**EXERCISE:** Write out the passage of the market report from "The stock gapped" to "the Nasdaq 2.4%." word for word.

US markets wrapped up a holiday-shortened week with yet another set of records — leaving day traders with a familiar dilemma: chase the momentum or wait for the pullback.

The S&P 500 posted its ninth straight weekly gain, closing Friday at 7,580. The Dow crossed 51,000 for the first time. The Nasdaq added 2.4% on the week to close at 26,973. But the story of the week — and the weekend chatter — belongs to one name.

What happened

Dell Technologies (DELL) delivered what may be the earnings blowout of the year so far. AI server revenue surged 757% year-over-year to $16.1 billion in the quarter. The company raised its full-year AI server sales target to $60 billion — well above analyst expectations — and disclosed a record backlog of over $51 billion.

The stock gapped up 32.76% on Friday, closing at $420.91 after opening near $400. Volume hit 41.7 million shares — roughly five times the average. The move was one of the largest single-day post-earnings surges in recent memory.

The broader market rallied in sympathy: SPY closed at $756.48 (+0.25%), QQQ at $738.31 (+0.37%). For the full week, the S&P 500 gained 1.4% and the Nasdaq 2.4%.

What day traders are saying

Options trader @ultrawavetrader (Indi) has been actively buying NVDA calls despite the stock's recent grind lower. Recent fills include 750 contracts of the June 245 call, along with several smaller-scale positions at lower strikes. NVDA itself closed Friday at $211.14, down 1.45% on the day, after weeks of erosion from highs above $236 in mid-May.

Trader @thestockwhale continues to frame the broader AI ecosystem as a supercycle — names like DELL only reinforce that thesis. His recent focus has been on AI, quantum, and space names as the next leg of the rally.

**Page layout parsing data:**
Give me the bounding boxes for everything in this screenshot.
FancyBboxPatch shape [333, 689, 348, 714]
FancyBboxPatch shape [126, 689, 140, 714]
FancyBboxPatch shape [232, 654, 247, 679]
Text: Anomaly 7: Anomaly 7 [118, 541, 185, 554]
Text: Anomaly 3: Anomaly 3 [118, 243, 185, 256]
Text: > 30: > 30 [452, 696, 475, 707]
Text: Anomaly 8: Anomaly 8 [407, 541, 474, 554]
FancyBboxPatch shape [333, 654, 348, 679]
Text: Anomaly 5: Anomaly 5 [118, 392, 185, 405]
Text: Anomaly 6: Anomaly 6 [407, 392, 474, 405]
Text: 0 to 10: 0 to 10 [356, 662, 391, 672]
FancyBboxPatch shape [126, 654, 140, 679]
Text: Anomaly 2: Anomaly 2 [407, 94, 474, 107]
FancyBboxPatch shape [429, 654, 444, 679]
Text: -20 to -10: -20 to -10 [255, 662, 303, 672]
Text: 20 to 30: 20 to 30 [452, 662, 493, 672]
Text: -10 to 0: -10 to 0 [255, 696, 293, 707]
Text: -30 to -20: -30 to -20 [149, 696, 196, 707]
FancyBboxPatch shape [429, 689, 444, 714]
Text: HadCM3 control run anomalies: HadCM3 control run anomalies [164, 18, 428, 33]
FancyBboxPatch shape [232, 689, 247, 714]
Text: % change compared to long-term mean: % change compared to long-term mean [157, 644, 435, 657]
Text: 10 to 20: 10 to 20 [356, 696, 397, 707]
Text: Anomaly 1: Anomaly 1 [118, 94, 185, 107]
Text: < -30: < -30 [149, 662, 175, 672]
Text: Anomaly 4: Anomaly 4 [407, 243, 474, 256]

**OUTPUT:**
The stock gapped up 32.76% on Friday, closing at $420.91 after opening near $400. Volume hit 41.7 million shares — roughly five times the average. The move was one of the largest single-day post-earnings surges in recent memory.

The broader market rallied in sympathy: SPY closed at $756.48 (+0.25%), QQQ at $738.31 (+0.37%). For the full week, the S&P 500 gained 1.4% and the Nasdaq 2.4%.